Items from a figure collection:
########
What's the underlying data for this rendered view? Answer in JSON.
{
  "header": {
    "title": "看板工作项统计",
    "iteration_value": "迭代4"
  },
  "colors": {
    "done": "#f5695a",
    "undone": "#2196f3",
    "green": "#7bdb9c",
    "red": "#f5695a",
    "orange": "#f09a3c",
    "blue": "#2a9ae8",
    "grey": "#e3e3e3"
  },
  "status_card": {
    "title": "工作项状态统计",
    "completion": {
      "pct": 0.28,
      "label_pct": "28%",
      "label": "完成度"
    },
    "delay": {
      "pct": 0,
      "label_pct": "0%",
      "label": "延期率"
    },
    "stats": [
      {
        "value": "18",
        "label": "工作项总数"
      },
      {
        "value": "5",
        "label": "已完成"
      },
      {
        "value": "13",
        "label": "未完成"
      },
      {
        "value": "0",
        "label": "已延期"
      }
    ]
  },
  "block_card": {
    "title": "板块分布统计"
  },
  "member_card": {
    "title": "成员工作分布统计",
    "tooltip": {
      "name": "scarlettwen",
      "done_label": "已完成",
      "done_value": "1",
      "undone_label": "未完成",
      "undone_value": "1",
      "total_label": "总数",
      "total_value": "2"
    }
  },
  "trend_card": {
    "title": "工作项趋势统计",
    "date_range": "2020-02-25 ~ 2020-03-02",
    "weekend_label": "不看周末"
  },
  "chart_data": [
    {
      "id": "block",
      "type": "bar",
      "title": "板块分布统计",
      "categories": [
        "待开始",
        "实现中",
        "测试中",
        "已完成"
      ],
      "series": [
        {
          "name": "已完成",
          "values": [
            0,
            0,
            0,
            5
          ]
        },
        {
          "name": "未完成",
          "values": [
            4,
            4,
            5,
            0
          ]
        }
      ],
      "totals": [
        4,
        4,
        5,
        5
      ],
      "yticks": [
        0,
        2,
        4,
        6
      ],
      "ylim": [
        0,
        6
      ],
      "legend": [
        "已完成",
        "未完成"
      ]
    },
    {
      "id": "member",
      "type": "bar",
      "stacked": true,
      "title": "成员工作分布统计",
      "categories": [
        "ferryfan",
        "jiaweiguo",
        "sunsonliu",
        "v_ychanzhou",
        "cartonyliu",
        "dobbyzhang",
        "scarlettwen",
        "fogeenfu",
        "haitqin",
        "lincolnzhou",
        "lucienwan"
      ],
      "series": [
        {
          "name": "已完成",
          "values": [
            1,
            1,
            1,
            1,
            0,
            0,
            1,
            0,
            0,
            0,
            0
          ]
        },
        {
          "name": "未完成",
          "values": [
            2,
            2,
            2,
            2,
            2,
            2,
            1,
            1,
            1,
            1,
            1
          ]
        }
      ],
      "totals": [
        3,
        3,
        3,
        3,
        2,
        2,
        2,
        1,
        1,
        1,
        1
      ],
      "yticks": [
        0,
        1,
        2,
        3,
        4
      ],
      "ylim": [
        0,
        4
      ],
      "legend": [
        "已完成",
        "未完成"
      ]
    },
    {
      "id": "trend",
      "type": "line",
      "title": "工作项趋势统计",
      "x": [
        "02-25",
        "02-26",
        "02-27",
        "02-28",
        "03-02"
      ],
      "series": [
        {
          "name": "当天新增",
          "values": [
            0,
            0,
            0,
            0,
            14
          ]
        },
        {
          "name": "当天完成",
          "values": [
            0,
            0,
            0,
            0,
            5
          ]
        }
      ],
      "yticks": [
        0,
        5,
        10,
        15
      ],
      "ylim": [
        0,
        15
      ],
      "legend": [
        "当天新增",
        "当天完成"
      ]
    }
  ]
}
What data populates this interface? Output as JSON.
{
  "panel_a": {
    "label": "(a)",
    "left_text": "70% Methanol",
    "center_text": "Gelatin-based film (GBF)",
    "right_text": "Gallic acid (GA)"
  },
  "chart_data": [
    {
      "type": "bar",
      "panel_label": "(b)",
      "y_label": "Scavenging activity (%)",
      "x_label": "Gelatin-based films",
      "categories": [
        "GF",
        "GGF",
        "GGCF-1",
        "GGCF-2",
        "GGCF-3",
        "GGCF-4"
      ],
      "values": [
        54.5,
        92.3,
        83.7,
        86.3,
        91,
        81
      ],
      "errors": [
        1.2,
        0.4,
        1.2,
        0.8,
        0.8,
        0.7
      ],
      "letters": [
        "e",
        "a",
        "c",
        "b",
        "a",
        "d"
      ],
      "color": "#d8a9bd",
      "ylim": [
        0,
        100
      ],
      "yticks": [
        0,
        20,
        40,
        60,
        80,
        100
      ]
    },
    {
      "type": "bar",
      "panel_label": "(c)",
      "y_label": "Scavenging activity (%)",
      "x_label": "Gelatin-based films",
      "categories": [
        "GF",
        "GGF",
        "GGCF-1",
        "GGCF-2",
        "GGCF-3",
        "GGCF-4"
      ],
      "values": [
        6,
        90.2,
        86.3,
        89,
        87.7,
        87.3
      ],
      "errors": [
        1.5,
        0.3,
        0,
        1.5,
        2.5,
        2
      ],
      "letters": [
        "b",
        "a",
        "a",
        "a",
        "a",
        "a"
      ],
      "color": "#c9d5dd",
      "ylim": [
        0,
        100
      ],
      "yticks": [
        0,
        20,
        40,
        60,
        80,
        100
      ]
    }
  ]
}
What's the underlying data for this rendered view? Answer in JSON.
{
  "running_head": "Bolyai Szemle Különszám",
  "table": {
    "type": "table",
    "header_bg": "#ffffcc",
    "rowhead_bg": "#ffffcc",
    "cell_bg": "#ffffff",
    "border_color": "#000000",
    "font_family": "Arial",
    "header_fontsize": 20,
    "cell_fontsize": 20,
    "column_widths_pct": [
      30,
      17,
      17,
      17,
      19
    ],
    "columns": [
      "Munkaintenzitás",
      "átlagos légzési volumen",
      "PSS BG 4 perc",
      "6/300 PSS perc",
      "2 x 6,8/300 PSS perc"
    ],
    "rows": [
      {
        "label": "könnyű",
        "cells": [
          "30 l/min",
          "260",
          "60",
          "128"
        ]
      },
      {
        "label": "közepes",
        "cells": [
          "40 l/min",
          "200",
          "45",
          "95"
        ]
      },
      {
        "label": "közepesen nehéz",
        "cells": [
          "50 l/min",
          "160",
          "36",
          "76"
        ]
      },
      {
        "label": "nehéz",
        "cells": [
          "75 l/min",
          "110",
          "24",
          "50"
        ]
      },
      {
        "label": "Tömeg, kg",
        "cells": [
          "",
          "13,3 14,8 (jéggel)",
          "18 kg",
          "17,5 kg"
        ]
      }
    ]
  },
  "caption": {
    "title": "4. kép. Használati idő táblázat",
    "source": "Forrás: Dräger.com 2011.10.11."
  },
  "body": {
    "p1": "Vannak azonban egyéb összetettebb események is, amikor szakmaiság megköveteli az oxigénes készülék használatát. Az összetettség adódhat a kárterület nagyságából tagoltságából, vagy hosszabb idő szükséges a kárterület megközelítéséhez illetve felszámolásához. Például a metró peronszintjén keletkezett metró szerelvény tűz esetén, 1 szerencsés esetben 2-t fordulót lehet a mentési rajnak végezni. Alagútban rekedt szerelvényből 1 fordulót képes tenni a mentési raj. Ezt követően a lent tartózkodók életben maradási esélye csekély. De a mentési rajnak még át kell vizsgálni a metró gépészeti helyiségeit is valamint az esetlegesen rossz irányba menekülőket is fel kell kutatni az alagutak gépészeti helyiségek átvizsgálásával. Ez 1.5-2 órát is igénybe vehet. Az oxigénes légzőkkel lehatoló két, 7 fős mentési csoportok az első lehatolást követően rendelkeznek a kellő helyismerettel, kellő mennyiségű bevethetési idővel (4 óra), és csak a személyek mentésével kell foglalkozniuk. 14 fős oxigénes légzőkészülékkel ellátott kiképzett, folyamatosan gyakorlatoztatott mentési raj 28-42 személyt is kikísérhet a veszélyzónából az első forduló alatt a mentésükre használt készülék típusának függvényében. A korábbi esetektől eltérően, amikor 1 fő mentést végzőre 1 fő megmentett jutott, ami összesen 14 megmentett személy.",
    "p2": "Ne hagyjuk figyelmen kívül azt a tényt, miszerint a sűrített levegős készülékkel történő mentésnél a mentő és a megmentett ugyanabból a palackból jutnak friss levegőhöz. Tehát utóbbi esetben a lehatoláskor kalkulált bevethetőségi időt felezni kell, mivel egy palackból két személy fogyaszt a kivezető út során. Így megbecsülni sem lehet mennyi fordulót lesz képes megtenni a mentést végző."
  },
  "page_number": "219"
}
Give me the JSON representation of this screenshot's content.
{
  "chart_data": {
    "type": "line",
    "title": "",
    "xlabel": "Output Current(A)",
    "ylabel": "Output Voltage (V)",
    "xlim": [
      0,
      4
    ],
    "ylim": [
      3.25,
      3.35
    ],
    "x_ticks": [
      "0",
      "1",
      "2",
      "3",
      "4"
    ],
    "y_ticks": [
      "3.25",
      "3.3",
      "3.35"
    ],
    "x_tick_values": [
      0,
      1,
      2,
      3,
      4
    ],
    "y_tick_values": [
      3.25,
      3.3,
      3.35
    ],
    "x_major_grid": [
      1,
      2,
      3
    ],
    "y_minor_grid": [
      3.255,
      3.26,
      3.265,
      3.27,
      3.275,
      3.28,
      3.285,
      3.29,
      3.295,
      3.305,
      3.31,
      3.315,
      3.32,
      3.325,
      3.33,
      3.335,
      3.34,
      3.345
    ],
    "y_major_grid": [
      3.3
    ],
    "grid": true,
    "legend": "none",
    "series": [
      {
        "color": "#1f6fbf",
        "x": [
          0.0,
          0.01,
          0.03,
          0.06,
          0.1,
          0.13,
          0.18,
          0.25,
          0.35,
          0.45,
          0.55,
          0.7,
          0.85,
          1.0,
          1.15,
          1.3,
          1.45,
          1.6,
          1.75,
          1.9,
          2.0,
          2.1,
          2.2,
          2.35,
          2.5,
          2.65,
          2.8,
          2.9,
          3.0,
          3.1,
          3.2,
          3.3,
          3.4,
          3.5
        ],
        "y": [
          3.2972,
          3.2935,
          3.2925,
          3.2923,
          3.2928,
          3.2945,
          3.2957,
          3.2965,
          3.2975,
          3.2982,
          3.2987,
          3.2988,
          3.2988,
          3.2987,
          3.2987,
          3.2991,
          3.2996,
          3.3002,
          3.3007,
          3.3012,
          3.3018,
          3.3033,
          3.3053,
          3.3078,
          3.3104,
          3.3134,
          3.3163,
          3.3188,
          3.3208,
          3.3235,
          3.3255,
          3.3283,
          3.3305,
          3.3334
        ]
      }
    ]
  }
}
########
**PROBLEM TO WORK ON:**
Look through the listing above. Pick out each line with "name" and copy it.

**RESULT FOR THIS TASK:**
      "name": "scarlettwen",
          "name": "已完成",
          "name": "未完成",
          "name": "已完成",
          "name": "未完成",
          "name": "当天新增",
          "name": "当天完成",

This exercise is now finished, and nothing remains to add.